▶ **AIM**: Wherever the word "Российские" turns up in a line of the entries, copy that line.

▶ **SUPPLIED RECORDS**:
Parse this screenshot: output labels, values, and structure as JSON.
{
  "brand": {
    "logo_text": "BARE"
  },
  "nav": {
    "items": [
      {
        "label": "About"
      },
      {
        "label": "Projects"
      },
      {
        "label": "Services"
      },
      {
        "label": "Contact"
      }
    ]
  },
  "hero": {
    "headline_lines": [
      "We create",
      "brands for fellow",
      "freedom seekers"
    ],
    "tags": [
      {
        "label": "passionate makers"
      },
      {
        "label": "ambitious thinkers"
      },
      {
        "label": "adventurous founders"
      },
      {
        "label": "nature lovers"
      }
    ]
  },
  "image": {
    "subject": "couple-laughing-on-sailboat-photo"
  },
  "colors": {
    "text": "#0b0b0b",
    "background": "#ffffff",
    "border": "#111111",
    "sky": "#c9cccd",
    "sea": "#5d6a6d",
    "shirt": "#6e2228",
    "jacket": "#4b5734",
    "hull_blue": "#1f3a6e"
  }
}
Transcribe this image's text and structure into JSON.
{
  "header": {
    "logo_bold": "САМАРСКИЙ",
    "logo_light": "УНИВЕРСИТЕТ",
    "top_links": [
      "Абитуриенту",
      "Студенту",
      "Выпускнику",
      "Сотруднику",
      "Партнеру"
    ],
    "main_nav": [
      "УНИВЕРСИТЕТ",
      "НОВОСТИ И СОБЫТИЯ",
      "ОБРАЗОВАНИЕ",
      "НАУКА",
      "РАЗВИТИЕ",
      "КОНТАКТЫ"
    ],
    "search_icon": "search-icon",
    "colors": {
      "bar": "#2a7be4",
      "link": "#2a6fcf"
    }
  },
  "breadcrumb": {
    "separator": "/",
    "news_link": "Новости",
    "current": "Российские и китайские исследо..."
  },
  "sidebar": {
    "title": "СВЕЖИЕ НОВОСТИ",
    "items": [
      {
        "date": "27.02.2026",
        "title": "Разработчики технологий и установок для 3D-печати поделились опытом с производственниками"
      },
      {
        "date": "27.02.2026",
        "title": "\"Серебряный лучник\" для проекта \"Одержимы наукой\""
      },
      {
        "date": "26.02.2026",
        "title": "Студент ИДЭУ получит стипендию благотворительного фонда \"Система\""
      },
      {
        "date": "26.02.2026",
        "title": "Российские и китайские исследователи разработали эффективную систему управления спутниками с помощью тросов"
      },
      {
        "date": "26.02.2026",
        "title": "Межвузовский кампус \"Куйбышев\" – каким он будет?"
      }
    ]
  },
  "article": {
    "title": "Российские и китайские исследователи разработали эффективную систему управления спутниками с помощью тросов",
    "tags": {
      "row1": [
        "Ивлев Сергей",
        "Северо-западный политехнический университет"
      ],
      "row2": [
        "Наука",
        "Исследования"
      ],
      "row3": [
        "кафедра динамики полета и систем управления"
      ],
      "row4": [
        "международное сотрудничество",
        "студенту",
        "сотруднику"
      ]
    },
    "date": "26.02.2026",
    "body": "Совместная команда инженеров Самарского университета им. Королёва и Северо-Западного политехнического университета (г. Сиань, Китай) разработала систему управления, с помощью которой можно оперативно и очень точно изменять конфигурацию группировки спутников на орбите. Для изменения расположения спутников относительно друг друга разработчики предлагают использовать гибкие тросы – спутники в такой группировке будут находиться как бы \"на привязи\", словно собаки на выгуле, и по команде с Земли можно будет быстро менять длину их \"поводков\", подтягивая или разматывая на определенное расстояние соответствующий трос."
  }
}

▶ **WRITTEN RESPONSE**:
    "current": "Российские и китайские исследо..."
        "title": "Российские и китайские исследователи разработали эффективную систему управления спутниками с помощью тросов"
    "title": "Российские и китайские исследователи разработали эффективную систему управления спутниками с помощью тросов",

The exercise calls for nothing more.